### DATASET
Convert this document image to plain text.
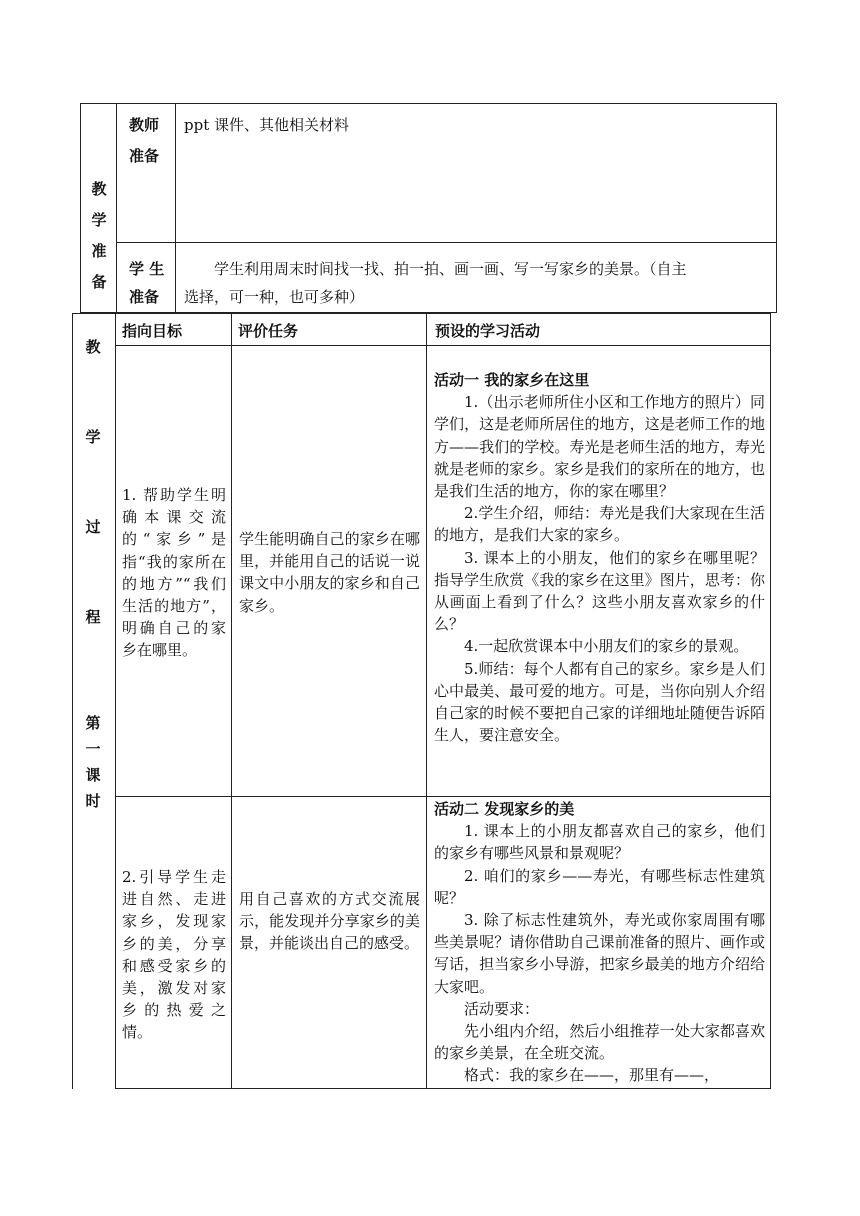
教
学
准
备
教师
准备
ppt 课件、其他相关材料
学 生
准备
学生利用周末时间找一找、拍一拍、画一画、写一写家乡的美景。（自主
选择，可一种，也可多种）
教
学
过
程
第
一
课
时
指向目标	评价任务	预设的学习活动
1. 帮助学生明确本课交流的“家乡”是指“我的家所在的地方”“我们生活的地方”，明确自己的家乡在哪里。
学生能明确自己的家乡在哪里，并能用自己的话说一说课文中小朋友的家乡和自己家乡。

活动一 我的家乡在这里

1.（出示老师所住小区和工作地方的照片）同学们，这是老师所居住的地方，这是老师工作的地方——我们的学校。寿光是老师生活的地方，寿光就是老师的家乡。家乡是我们的家所在的地方，也是我们生活的地方，你的家在哪里？

2.学生介绍，师结：寿光是我们大家现在生活的地方，是我们大家的家乡。

3. 课本上的小朋友，他们的家乡在哪里呢？指导学生欣赏《我的家乡在这里》图片，思考：你从画面上看到了什么？这些小朋友喜欢家乡的什么？

4.一起欣赏课本中小朋友们的家乡的景观。

5.师结：每个人都有自己的家乡。家乡是人们心中最美、最可爱的地方。可是，当你向别人介绍自己家的时候不要把自己家的详细地址随便告诉陌生人，要注意安全。

2.引导学生走进自然、走进家乡，发现家乡的美，分享和感受家乡的美，激发对家乡的热爱之情。
用自己喜欢的方式交流展示，能发现并分享家乡的美景，并能谈出自己的感受。

活动二 发现家乡的美

1. 课本上的小朋友都喜欢自己的家乡，他们的家乡有哪些风景和景观呢？

2. 咱们的家乡——寿光，有哪些标志性建筑呢？

3. 除了标志性建筑外，寿光或你家周围有哪些美景呢？请你借助自己课前准备的照片、画作或写话，担当家乡小导游，把家乡最美的地方介绍给大家吧。

活动要求：

先小组内介绍，然后小组推荐一处大家都喜欢的家乡美景，在全班交流。

格式：我的家乡在——，那里有——，
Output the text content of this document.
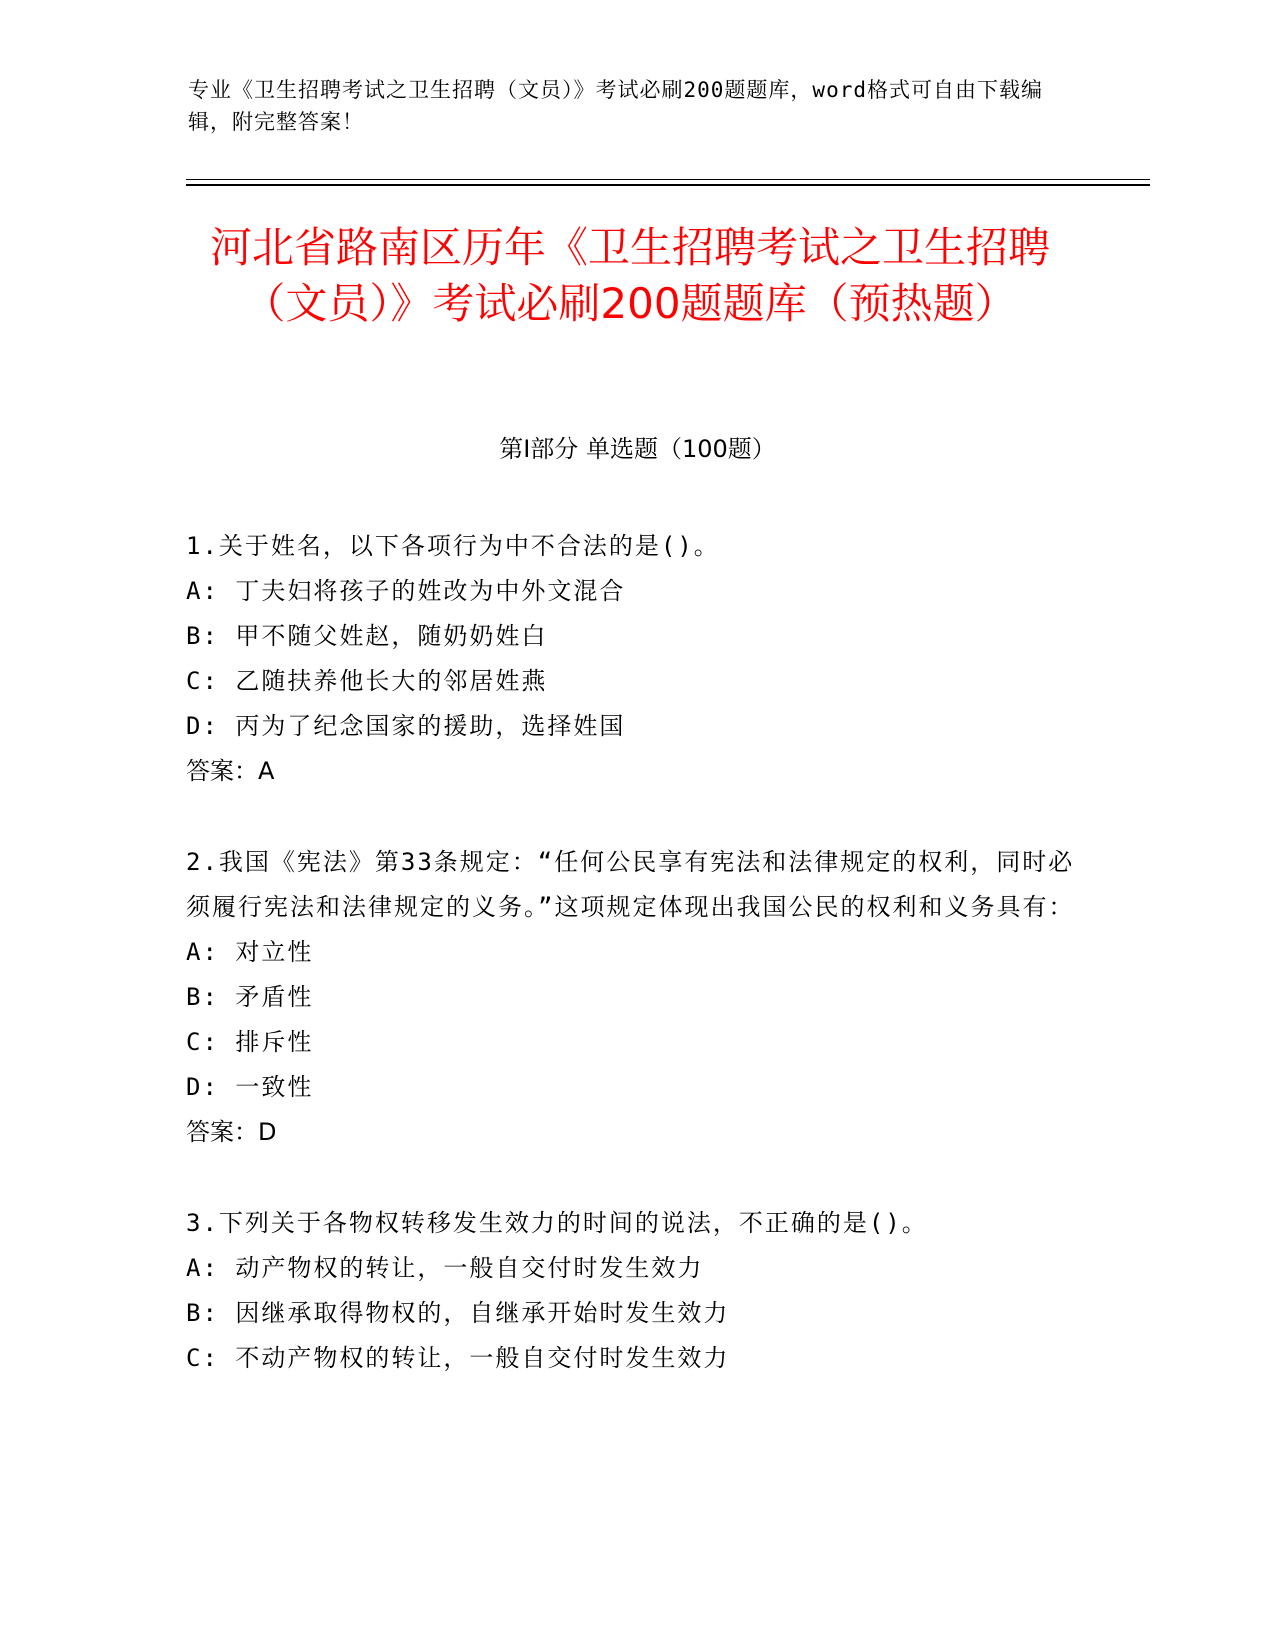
专业《卫生招聘考试之卫生招聘（文员）》考试必刷200题题库，word格式可自由下载编辑，附完整答案！
河北省路南区历年《卫生招聘考试之卫生招聘（文员）》考试必刷200题题库（预热题）
第Ⅰ部分 单选题（100题）
1.关于姓名，以下各项行为中不合法的是()。
A: 丁夫妇将孩子的姓改为中外文混合
B: 甲不随父姓赵，随奶奶姓白
C: 乙随扶养他长大的邻居姓燕
D: 丙为了纪念国家的援助，选择姓国
答案：A
2.我国《宪法》第33条规定：“任何公民享有宪法和法律规定的权利，同时必须履行宪法和法律规定的义务。”这项规定体现出我国公民的权利和义务具有：
A: 对立性
B: 矛盾性
C: 排斥性
D: 一致性
答案：D
3.下列关于各物权转移发生效力的时间的说法，不正确的是()。
A: 动产物权的转让，一般自交付时发生效力
B: 因继承取得物权的，自继承开始时发生效力
C: 不动产物权的转让，一般自交付时发生效力
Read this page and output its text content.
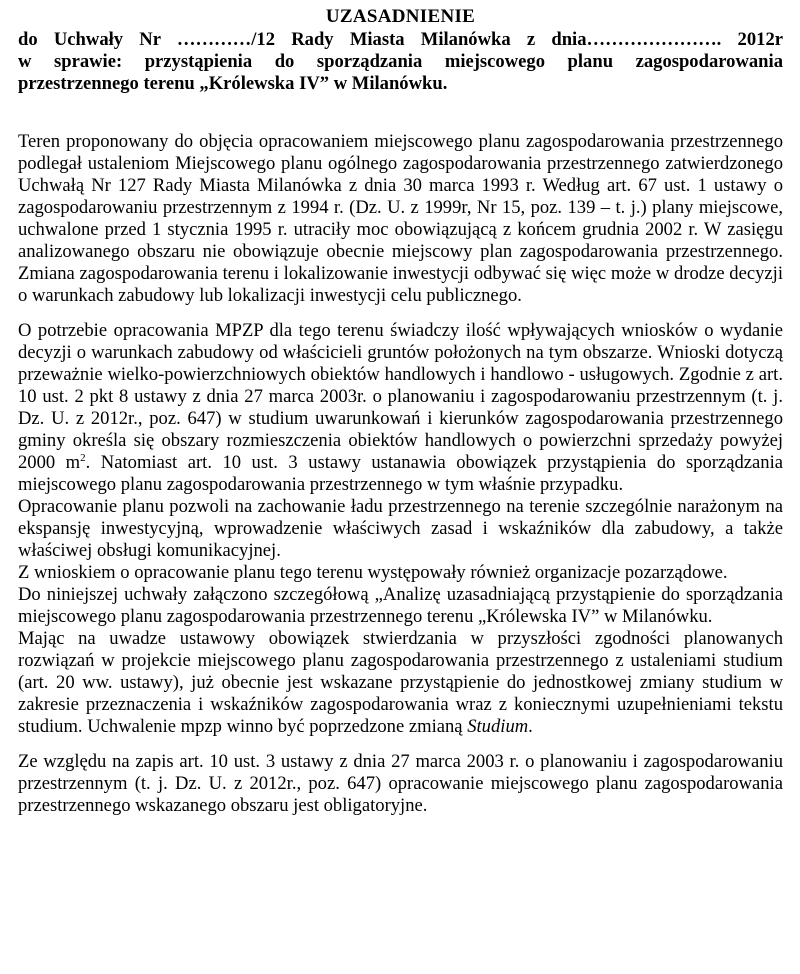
UZASADNIENIE

do Uchwały Nr …………/12 Rady Miasta Milanówka z dnia…………………. 2012r

w sprawie: przystąpienia do sporządzania miejscowego planu zagospodarowania

przestrzennego terenu „Królewska IV” w Milanówku.

Teren proponowany do objęcia opracowaniem miejscowego planu zagospodarowania przestrzennego podlegał ustaleniom Miejscowego planu ogólnego zagospodarowania przestrzennego zatwierdzonego Uchwałą Nr 127 Rady Miasta Milanówka z dnia 30 marca 1993 r. Według art. 67 ust. 1 ustawy o zagospodarowaniu przestrzennym z 1994 r. (Dz. U. z 1999r, Nr 15, poz. 139 – t. j.) plany miejscowe, uchwalone przed 1 stycznia 1995 r. utraciły moc obowiązującą z końcem grudnia 2002 r. W zasięgu analizowanego obszaru nie obowiązuje obecnie miejscowy plan zagospodarowania przestrzennego. Zmiana zagospodarowania terenu i lokalizowanie inwestycji odbywać się więc może w drodze decyzji o warunkach zabudowy lub lokalizacji inwestycji celu publicznego.

O potrzebie opracowania MPZP dla tego terenu świadczy ilość wpływających wniosków o wydanie decyzji o warunkach zabudowy od właścicieli gruntów położonych na tym obszarze. Wnioski dotyczą przeważnie wielko-powierzchniowych obiektów handlowych i handlowo - usługowych. Zgodnie z art. 10 ust. 2 pkt 8 ustawy z dnia 27 marca 2003r. o planowaniu i zagospodarowaniu przestrzennym (t. j. Dz. U. z 2012r., poz. 647) w studium uwarunkowań i kierunków zagospodarowania przestrzennego gminy określa się obszary rozmieszczenia obiektów handlowych o powierzchni sprzedaży powyżej 2000 $m^2$. Natomiast art. 10 ust. 3 ustawy ustanawia obowiązek przystąpienia do sporządzania miejscowego planu zagospodarowania przestrzennego w tym właśnie przypadku.

Opracowanie planu pozwoli na zachowanie ładu przestrzennego na terenie szczególnie narażonym na ekspansję inwestycyjną, wprowadzenie właściwych zasad i wskaźników dla zabudowy, a także właściwej obsługi komunikacyjnej.

Z wnioskiem o opracowanie planu tego terenu występowały również organizacje pozarządowe.

Do niniejszej uchwały załączono szczegółową „Analizę uzasadniającą przystąpienie do sporządzania miejscowego planu zagospodarowania przestrzennego terenu „Królewska IV” w Milanówku.

Mając na uwadze ustawowy obowiązek stwierdzania w przyszłości zgodności planowanych rozwiązań w projekcie miejscowego planu zagospodarowania przestrzennego z ustaleniami studium (art. 20 ww. ustawy), już obecnie jest wskazane przystąpienie do jednostkowej zmiany studium w zakresie przeznaczenia i wskaźników zagospodarowania wraz z koniecznymi uzupełnieniami tekstu studium. Uchwalenie mpzp winno być poprzedzone zmianą Studium.

Ze względu na zapis art. 10 ust. 3 ustawy z dnia 27 marca 2003 r. o planowaniu i zagospodarowaniu przestrzennym (t. j. Dz. U. z 2012r., poz. 647) opracowanie miejscowego planu zagospodarowania przestrzennego wskazanego obszaru jest obligatoryjne.
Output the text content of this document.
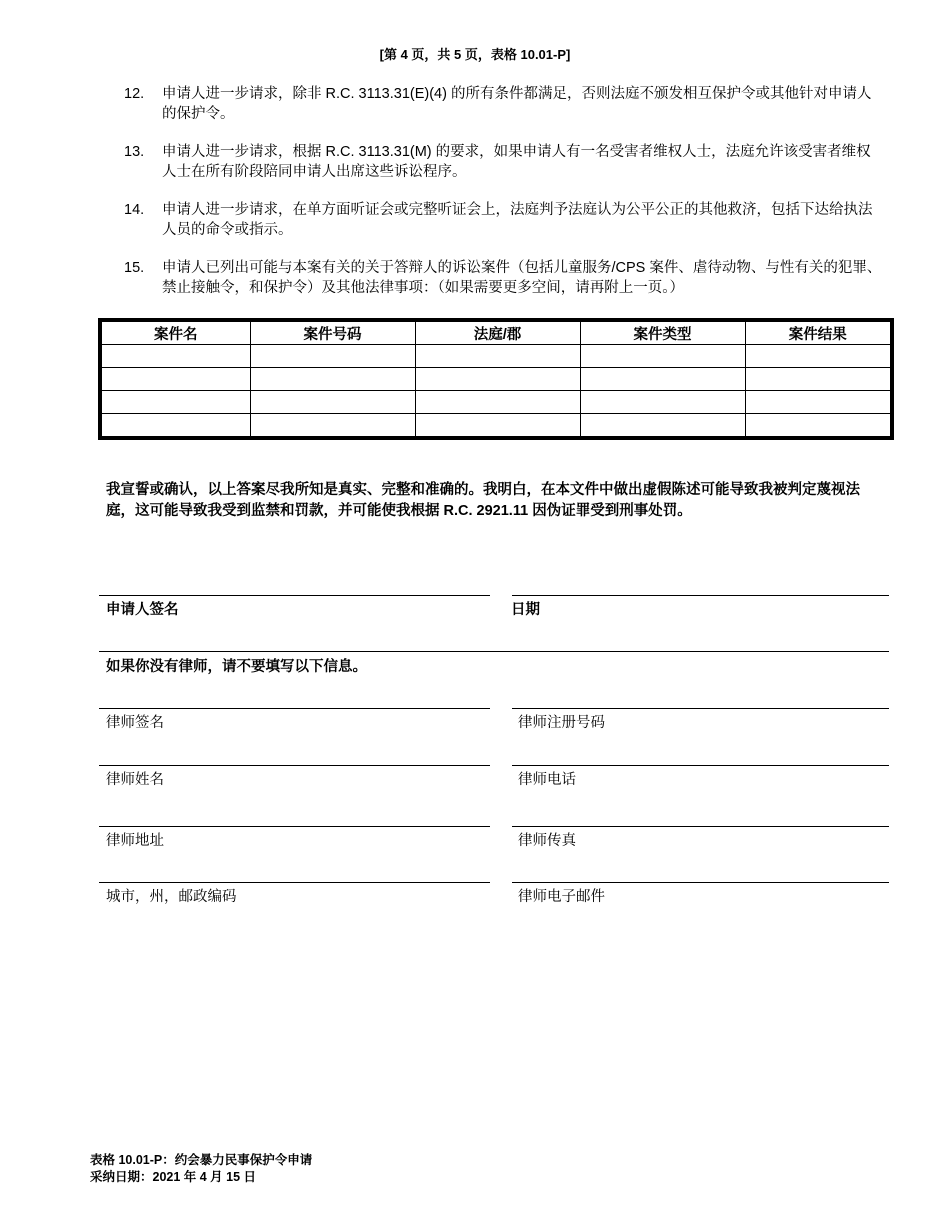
[第 4 页，共 5 页，表格 10.01-P]
12. 申请人进一步请求，除非 R.C. 3113.31(E)(4) 的所有条件都满足，否则法庭不颁发相互保护令或其他针对申请人的保护令。
13. 申请人进一步请求，根据 R.C. 3113.31(M) 的要求，如果申请人有一名受害者维权人士，法庭允许该受害者维权人士在所有阶段陪同申请人出席这些诉讼程序。
14. 申请人进一步请求，在单方面听证会或完整听证会上，法庭判予法庭认为公平公正的其他救济，包括下达给执法人员的命令或指示。
15. 申请人已列出可能与本案有关的关于答辩人的诉讼案件（包括儿童服务/CPS 案件、虐待动物、与性有关的犯罪、禁止接触令，和保护令）及其他法律事项：（如果需要更多空间，请再附上一页。）
案件名	案件号码	法庭/郡	案件类型	案件结果

我宣誓或确认，以上答案尽我所知是真实、完整和准确的。我明白，在本文件中做出虚假陈述可能导致我被判定蔑视法庭，这可能导致我受到监禁和罚款，并可能使我根据 R.C. 2921.11 因伪证罪受到刑事处罚。
申请人签名	日期
如果你没有律师，请不要填写以下信息。
律师签名	律师注册号码
律师姓名	律师电话
律师地址	律师传真
城市，州，邮政编码	律师电子邮件
表格 10.01-P：约会暴力民事保护令申请
采纳日期：2021 年 4 月 15 日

### WORK TO COMPLETE
Select and copy every line of the listing with the word "一般自交付时发生效力".

### TASK ANSWER
A: 动产物权的转让，一般自交付时发生效力
C: 不动产物权的转让，一般自交付时发生效力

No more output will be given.